### PROVIDED MATERIAL

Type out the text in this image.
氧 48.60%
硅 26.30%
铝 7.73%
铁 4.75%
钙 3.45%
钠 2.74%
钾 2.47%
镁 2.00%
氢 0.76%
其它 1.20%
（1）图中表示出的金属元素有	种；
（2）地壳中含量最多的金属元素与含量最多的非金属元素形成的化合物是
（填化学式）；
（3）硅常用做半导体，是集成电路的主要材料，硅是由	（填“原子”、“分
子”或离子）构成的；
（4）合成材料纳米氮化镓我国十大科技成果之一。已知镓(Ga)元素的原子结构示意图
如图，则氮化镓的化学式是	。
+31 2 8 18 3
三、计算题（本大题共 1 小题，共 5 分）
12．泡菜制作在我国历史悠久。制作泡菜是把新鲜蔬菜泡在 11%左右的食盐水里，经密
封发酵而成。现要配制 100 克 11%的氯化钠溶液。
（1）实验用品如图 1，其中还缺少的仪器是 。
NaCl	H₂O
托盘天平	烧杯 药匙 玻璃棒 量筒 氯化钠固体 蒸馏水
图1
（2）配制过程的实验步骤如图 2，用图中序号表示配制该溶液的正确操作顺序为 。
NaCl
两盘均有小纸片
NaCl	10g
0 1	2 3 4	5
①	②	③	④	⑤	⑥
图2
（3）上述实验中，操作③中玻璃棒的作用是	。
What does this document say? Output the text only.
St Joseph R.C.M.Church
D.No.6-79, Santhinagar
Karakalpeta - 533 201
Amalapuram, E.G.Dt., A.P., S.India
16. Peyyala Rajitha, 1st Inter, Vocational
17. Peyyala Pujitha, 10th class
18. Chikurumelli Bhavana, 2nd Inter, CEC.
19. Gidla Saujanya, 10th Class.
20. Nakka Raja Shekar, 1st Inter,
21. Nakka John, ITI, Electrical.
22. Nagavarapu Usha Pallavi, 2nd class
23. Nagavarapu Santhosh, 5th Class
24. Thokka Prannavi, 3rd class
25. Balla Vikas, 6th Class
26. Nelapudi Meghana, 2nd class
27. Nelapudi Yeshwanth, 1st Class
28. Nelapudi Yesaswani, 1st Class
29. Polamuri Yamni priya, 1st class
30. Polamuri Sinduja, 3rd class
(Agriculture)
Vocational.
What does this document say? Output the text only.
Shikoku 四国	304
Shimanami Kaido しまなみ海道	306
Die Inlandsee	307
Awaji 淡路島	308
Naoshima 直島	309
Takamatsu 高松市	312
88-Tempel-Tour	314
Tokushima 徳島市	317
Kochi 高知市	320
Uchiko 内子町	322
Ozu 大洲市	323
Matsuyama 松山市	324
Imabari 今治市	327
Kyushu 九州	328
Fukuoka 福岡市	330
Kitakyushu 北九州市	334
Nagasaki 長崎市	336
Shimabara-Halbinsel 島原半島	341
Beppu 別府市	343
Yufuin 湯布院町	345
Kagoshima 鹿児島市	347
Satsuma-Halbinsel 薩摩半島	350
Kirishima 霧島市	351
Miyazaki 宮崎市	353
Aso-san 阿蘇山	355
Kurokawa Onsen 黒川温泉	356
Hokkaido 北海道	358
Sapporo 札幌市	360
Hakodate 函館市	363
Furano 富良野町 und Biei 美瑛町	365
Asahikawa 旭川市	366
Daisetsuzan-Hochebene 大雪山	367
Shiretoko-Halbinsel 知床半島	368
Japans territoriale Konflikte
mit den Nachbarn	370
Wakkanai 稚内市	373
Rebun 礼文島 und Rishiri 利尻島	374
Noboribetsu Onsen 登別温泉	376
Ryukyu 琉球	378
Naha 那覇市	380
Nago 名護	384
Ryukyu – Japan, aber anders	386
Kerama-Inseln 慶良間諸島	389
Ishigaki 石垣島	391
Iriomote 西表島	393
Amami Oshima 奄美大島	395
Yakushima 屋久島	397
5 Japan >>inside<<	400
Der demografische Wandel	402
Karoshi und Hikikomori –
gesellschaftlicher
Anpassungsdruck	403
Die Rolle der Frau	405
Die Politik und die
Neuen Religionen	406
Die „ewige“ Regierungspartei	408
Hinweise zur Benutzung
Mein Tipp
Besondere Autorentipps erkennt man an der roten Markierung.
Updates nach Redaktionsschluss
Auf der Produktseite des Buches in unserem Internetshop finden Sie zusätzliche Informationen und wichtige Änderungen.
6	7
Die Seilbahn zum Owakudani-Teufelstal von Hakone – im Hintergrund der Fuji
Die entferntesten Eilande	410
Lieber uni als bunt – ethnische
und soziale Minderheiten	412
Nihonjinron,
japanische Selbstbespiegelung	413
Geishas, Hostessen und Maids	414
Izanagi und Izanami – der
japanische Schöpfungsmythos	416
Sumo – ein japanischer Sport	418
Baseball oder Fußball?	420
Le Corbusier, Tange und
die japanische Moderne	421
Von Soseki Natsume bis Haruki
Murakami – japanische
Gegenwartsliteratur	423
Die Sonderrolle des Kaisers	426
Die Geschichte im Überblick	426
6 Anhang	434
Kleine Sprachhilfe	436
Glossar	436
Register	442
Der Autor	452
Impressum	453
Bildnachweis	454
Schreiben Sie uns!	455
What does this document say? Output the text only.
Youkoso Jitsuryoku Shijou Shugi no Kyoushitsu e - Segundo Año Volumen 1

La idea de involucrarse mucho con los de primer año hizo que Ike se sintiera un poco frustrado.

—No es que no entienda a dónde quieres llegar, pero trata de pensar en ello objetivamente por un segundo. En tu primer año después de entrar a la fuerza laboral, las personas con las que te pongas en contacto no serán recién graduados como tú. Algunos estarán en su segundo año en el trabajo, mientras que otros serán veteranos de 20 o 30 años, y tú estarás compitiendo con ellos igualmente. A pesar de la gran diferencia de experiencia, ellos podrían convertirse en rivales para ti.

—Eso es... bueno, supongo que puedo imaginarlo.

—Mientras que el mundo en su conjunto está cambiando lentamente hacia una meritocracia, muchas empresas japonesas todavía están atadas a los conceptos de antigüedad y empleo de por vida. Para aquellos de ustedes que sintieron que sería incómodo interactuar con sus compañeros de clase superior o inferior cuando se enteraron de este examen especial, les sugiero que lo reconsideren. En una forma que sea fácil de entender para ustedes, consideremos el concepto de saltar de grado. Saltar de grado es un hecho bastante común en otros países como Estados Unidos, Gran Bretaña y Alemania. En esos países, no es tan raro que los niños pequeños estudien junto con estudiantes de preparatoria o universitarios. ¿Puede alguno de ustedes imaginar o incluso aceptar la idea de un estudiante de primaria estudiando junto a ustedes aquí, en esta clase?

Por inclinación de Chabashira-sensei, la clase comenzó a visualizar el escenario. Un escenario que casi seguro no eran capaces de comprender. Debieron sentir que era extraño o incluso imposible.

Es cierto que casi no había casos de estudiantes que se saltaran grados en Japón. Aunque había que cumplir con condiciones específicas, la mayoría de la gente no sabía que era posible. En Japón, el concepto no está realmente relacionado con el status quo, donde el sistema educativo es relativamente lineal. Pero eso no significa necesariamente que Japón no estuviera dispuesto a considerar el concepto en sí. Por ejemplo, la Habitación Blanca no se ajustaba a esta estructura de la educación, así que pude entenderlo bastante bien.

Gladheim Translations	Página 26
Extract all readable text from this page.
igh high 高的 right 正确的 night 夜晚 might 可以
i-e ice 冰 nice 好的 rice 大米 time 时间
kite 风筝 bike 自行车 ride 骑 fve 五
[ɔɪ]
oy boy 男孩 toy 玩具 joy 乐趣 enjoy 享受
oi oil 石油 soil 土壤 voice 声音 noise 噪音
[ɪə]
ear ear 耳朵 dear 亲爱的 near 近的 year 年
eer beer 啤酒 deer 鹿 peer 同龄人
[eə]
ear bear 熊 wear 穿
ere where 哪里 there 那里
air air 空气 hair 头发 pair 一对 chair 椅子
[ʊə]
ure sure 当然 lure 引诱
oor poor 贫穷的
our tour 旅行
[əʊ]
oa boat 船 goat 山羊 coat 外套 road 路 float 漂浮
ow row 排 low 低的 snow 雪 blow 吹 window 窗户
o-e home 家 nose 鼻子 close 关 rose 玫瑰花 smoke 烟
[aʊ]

### TASK BRIEF
Search the entries for the word "Polamuri" and copy every line that has it.

### RESPONSE TO THE EXERCISE
29. Polamuri Yamni priya, 1st class
30. Polamuri Sinduja, 3rd class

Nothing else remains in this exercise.